== PROBLEM ==
Copy every line from the records below that holds the word "márketing".

Start RECORDS FOR THIS TASK

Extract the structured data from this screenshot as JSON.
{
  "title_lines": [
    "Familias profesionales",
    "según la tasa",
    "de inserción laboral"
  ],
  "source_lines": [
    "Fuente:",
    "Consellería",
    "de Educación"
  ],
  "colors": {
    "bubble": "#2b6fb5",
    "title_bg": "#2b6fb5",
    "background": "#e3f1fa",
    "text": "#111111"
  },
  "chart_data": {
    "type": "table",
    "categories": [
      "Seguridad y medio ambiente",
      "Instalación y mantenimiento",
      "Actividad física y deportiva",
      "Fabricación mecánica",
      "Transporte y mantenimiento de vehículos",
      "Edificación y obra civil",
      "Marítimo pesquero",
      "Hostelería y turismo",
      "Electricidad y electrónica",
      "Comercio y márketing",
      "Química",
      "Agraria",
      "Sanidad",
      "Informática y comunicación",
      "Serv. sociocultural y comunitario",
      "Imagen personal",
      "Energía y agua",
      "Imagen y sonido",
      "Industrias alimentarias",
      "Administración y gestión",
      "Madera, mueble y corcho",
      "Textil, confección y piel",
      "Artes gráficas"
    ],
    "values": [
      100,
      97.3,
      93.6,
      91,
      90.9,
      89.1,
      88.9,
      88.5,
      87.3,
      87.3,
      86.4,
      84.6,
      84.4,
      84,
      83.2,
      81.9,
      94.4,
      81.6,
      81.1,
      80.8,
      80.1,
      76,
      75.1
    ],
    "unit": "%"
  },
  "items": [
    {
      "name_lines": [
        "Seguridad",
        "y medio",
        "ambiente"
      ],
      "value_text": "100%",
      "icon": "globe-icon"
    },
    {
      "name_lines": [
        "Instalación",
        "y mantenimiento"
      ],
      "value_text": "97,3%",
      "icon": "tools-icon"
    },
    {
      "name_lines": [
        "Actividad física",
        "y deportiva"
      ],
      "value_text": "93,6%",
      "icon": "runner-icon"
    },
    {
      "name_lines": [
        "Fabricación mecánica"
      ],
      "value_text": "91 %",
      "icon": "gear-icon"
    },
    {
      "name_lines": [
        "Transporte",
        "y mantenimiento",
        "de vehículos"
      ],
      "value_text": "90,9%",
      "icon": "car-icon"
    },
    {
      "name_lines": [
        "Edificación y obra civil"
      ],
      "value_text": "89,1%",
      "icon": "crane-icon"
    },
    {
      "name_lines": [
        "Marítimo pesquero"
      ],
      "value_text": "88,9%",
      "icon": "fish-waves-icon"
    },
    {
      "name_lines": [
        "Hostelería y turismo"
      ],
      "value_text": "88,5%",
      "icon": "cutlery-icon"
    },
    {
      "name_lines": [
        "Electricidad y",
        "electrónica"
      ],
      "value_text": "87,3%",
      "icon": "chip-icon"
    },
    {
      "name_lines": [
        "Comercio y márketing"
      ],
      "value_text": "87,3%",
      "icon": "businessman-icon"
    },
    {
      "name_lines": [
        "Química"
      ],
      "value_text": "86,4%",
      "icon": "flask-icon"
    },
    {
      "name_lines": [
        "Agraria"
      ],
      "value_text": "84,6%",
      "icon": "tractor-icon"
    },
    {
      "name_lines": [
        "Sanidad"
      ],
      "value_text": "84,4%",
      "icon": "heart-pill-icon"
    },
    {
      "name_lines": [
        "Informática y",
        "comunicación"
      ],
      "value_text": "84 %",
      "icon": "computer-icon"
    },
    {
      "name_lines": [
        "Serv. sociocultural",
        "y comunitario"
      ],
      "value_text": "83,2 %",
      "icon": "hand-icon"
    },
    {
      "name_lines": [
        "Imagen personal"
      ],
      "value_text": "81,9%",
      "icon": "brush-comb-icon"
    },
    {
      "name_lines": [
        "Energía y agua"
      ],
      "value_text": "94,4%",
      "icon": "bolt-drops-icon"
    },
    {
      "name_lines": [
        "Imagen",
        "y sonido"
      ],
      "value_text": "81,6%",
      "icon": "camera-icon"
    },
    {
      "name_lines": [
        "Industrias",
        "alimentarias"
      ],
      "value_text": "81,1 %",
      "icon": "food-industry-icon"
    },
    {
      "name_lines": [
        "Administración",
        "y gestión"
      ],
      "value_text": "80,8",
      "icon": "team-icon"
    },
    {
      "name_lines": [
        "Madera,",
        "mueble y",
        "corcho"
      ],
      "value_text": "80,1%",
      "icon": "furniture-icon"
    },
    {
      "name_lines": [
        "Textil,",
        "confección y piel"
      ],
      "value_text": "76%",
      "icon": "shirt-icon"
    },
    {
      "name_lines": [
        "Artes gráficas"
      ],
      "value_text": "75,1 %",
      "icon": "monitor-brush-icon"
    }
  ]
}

End RECORDS FOR THIS TASK
Start RECORDS FOR THIS TASK

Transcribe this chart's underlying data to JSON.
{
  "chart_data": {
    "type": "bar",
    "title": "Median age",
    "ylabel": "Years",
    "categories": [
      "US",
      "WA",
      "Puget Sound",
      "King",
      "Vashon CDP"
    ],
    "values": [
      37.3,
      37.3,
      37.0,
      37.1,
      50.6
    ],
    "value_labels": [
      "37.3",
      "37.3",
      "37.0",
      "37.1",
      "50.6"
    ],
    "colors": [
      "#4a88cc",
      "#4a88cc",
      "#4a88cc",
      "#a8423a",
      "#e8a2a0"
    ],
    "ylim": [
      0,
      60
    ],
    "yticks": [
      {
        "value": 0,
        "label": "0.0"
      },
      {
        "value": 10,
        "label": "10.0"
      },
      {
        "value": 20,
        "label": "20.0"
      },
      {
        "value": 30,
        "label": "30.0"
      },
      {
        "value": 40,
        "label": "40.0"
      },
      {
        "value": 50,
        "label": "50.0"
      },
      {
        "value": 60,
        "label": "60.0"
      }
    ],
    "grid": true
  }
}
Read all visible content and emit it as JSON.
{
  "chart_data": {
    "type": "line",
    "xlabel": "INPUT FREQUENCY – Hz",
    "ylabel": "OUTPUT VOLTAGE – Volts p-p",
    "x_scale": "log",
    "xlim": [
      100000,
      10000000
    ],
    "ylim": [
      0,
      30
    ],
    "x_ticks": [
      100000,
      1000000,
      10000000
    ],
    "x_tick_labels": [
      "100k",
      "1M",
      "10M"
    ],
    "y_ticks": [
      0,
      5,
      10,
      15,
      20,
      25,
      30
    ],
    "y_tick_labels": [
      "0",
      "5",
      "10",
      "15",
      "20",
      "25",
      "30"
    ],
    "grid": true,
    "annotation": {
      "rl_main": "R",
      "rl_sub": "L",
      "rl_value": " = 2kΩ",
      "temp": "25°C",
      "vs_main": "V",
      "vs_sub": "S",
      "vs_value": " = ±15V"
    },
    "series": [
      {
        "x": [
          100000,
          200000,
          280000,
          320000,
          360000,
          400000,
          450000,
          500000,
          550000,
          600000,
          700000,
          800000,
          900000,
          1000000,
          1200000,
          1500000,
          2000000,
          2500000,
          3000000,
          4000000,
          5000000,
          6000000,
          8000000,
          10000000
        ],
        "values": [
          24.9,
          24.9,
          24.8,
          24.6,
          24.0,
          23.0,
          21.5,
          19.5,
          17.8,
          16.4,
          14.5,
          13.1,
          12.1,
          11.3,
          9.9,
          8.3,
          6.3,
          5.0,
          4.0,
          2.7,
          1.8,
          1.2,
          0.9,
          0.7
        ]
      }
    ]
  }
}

End RECORDS FOR THIS TASK

== TASK SOLUTION ==
      "Comercio y márketing",
        "Comercio y márketing"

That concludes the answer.